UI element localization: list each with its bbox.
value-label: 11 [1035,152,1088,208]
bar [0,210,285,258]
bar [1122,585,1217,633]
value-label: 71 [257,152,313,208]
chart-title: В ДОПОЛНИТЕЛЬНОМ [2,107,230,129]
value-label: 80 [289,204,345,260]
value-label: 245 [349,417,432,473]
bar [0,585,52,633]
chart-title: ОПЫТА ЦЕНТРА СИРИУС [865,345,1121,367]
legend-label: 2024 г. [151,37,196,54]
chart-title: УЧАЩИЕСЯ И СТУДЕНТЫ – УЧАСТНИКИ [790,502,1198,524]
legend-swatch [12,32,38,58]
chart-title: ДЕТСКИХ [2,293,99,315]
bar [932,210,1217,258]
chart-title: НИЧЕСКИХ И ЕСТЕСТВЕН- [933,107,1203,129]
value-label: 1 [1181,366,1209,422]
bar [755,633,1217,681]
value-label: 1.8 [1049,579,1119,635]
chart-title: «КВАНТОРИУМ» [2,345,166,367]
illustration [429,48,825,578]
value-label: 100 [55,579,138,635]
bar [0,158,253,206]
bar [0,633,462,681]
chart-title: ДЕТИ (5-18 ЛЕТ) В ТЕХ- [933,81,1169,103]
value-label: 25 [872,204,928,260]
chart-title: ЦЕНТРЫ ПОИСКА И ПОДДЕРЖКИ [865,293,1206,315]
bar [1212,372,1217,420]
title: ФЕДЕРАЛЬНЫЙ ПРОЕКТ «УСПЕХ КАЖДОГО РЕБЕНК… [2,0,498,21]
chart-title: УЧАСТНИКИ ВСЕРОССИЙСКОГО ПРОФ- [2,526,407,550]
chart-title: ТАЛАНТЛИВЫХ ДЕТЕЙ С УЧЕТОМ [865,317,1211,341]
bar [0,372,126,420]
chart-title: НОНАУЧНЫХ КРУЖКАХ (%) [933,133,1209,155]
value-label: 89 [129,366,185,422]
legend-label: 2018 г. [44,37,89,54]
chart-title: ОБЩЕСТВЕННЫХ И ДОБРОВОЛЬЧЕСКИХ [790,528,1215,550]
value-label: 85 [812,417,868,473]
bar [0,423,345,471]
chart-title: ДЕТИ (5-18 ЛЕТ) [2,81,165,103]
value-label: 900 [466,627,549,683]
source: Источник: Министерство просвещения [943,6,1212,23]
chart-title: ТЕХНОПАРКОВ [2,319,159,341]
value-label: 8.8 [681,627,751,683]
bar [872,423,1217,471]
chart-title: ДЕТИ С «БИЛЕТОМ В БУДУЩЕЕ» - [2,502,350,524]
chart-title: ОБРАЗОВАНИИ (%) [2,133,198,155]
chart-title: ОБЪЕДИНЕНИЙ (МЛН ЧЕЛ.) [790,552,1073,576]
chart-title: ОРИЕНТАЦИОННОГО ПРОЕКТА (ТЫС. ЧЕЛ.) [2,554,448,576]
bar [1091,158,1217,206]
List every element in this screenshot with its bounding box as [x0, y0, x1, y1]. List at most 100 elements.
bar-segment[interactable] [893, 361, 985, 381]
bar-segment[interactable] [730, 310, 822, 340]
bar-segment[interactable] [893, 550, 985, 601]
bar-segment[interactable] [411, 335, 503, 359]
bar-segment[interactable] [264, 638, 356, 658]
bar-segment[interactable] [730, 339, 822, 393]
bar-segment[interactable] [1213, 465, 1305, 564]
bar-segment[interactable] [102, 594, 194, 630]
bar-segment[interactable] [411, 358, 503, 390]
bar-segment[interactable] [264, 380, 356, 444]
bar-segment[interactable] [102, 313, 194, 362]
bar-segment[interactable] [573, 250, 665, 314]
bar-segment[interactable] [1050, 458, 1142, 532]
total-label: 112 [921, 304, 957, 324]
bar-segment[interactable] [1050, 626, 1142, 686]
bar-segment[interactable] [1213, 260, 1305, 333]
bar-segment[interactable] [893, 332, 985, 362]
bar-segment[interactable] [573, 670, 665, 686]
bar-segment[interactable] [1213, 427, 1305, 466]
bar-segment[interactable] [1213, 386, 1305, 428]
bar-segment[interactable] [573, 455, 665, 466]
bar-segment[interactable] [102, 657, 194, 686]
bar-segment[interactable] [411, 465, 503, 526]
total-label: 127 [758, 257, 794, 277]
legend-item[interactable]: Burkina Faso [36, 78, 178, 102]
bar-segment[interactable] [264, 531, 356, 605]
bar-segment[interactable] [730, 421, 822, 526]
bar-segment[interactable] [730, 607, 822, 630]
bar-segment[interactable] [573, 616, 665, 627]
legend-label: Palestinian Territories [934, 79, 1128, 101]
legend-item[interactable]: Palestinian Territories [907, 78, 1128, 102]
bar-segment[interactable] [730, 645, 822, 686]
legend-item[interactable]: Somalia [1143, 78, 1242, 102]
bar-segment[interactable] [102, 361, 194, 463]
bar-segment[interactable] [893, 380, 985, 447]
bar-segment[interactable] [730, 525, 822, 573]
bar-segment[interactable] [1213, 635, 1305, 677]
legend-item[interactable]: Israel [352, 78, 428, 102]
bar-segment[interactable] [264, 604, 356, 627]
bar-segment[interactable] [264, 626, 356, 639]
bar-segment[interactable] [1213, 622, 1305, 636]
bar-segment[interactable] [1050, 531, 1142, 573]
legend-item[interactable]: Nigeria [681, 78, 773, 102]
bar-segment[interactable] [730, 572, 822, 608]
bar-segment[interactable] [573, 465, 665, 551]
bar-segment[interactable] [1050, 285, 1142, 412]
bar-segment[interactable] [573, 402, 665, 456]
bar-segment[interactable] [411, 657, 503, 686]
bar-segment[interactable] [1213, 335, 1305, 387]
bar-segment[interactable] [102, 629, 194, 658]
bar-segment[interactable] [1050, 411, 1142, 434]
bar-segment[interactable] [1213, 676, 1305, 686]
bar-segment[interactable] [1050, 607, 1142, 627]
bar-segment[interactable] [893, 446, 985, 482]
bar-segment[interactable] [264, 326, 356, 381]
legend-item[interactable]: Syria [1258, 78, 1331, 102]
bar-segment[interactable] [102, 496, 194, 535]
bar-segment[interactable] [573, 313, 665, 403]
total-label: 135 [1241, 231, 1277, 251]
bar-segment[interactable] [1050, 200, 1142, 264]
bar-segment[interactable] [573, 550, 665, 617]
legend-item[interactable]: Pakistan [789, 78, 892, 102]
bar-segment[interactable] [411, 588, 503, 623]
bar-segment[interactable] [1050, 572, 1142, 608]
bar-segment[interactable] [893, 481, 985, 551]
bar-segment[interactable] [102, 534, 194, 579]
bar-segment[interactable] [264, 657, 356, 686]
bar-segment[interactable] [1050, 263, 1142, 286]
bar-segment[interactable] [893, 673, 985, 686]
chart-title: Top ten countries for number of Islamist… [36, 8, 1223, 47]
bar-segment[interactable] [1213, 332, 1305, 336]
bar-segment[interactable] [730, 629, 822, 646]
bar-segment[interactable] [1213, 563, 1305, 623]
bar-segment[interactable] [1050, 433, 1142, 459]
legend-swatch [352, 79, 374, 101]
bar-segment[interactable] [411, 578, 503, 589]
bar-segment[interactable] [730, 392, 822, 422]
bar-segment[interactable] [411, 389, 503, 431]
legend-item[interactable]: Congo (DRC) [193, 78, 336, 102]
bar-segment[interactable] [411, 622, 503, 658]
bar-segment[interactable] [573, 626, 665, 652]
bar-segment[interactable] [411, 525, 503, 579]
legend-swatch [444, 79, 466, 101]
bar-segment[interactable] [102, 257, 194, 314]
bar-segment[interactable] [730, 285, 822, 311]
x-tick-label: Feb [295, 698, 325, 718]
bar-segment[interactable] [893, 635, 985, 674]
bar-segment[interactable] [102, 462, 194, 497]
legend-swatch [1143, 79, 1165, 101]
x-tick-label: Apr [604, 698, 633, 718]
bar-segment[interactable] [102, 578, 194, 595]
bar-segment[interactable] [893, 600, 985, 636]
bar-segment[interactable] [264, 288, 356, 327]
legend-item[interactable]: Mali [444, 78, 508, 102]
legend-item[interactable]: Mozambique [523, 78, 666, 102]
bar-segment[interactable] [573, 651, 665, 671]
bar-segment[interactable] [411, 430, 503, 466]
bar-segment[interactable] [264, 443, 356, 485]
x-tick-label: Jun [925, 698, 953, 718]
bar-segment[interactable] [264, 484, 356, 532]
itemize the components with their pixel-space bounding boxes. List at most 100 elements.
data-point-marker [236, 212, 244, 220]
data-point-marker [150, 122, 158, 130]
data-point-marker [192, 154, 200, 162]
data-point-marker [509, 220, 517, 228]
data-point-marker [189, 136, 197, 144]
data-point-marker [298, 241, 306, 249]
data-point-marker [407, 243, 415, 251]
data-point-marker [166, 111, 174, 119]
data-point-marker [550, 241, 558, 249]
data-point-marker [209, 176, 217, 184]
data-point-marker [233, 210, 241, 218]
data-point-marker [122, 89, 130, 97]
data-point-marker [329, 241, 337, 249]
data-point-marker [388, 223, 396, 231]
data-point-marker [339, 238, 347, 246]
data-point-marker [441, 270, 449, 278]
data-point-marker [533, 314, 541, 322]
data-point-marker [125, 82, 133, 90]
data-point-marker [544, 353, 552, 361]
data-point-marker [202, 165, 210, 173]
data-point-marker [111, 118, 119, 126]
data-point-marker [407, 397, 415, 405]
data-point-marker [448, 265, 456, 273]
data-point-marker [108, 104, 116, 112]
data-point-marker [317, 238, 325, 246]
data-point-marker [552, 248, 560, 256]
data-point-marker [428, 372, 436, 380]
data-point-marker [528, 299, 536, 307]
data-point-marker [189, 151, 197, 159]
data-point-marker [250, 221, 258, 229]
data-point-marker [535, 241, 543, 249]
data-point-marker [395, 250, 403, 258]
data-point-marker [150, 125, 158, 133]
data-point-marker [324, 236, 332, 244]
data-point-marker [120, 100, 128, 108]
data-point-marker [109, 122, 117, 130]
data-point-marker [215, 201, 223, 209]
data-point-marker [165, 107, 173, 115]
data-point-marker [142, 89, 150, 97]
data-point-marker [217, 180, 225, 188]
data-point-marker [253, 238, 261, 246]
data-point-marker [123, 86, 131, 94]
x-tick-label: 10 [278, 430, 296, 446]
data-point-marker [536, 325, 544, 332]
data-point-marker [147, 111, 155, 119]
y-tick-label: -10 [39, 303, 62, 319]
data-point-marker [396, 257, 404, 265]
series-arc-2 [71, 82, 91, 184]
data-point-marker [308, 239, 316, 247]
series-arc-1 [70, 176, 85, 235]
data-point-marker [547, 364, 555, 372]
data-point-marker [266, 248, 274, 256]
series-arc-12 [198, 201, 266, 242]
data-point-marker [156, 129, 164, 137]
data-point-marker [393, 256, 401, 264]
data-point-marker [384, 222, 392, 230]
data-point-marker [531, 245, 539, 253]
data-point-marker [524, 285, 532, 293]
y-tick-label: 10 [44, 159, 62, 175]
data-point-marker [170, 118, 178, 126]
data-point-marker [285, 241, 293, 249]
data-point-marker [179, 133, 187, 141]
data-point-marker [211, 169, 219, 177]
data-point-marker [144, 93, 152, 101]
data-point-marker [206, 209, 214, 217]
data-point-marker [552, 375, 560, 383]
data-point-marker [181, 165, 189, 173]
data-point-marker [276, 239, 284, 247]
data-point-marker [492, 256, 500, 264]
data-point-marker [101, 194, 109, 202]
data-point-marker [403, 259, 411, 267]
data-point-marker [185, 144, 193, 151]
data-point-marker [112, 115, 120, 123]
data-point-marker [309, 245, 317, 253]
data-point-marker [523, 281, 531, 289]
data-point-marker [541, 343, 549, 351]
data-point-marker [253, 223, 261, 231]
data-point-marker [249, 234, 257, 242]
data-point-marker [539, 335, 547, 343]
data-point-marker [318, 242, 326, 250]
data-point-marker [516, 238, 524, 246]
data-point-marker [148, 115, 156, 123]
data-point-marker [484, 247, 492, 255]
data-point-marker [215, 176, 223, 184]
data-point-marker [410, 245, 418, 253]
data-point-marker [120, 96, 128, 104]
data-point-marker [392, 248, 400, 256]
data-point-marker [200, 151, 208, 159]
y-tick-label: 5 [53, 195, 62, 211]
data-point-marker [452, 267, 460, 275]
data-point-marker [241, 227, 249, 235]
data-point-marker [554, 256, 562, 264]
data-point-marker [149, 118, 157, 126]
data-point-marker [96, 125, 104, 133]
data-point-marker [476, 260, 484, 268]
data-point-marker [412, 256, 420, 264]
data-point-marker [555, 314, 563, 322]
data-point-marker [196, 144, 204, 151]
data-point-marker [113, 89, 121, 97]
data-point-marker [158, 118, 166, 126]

━━━━━━━━━━━━━━━━━━━━━━━━━━━━━━

### [REQUIRED WORK]
Write out the stretch from the first line of the rows above through the line containing "bar [0,585,52,633]", both included, as a JSON list of strings with one string per line and no blank lines.

### [EXERCISE SOLUTION]
[
  "UI element localization: list each with its bbox.",
  "value-label: 11 [1035,152,1088,208]",
  "bar [0,210,285,258]",
  "bar [1122,585,1217,633]",
  "value-label: 71 [257,152,313,208]",
  "chart-title: В ДОПОЛНИТЕЛЬНОМ [2,107,230,129]",
  "value-label: 80 [289,204,345,260]",
  "value-label: 245 [349,417,432,473]",
  "bar [0,585,52,633]"
]